## Directions
Say how many lines hold the string "video"; please write nothing but the number.

## Data supplied
>> Start

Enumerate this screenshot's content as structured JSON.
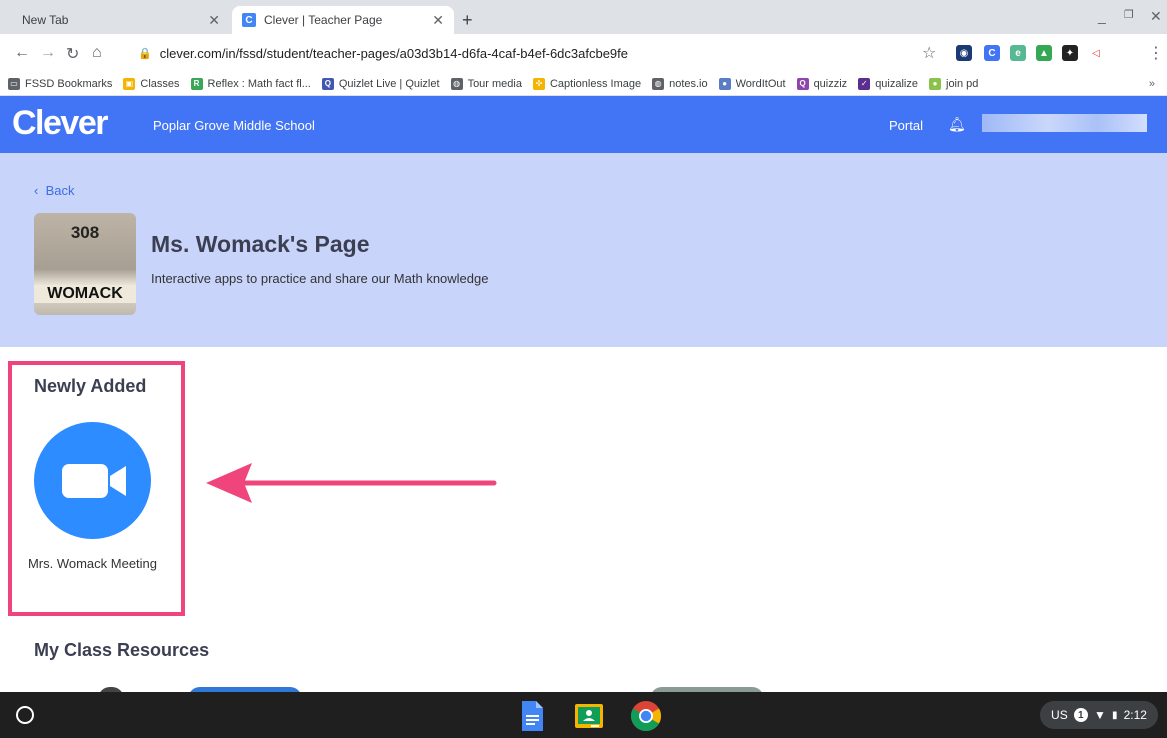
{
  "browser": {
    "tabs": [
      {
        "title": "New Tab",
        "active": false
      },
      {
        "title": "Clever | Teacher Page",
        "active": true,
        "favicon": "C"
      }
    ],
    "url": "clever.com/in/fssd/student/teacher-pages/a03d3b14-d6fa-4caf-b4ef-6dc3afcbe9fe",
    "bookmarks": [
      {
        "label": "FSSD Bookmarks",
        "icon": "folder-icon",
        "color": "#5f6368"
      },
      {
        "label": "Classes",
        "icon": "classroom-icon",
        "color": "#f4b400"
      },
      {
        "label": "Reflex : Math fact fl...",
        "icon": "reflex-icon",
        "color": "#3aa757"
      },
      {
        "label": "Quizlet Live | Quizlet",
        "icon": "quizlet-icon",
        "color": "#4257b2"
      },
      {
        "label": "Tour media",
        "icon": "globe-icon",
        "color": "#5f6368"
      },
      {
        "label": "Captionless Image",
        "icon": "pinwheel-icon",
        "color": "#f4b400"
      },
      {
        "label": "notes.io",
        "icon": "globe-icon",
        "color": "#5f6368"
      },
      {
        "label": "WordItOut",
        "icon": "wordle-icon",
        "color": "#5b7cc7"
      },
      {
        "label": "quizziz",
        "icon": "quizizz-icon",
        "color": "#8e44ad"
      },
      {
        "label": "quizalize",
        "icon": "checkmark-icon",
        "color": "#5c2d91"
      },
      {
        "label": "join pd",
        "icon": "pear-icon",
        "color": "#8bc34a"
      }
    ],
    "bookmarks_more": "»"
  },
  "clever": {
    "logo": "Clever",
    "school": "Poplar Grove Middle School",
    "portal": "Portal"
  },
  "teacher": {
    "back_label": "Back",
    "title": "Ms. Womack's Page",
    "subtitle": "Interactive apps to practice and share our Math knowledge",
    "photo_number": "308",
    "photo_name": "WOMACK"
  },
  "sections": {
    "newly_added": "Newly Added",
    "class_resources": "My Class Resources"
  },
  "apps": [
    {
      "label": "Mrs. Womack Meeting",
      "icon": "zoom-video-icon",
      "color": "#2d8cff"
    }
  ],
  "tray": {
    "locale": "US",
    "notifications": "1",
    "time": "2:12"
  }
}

>> End
>> Start

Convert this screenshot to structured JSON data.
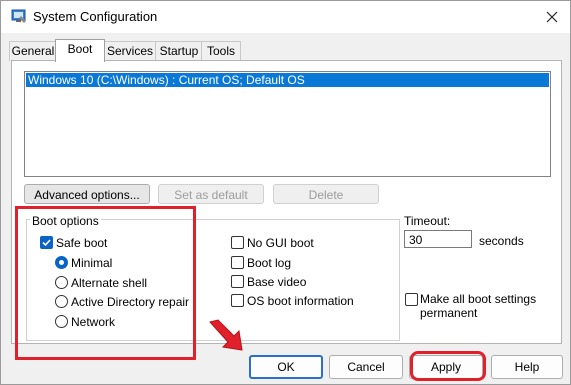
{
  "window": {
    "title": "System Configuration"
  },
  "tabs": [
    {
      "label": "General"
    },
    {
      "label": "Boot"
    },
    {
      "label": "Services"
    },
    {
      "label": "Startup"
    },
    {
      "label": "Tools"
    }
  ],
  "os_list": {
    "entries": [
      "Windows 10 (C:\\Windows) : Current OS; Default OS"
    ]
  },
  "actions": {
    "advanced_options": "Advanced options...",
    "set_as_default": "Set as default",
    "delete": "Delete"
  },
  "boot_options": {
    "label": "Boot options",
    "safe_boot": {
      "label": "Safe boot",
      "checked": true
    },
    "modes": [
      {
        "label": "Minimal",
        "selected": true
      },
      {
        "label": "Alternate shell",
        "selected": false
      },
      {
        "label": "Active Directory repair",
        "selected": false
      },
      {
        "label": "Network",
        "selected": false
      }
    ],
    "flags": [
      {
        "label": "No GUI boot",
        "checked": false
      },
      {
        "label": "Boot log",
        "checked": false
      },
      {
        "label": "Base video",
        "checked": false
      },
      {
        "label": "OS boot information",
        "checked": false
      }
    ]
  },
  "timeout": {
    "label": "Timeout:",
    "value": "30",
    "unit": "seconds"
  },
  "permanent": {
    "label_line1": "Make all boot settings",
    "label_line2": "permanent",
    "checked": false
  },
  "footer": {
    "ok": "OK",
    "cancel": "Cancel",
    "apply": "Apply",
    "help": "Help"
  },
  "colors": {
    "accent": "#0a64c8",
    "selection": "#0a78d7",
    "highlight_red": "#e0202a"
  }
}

>> End

## Reply to the task
2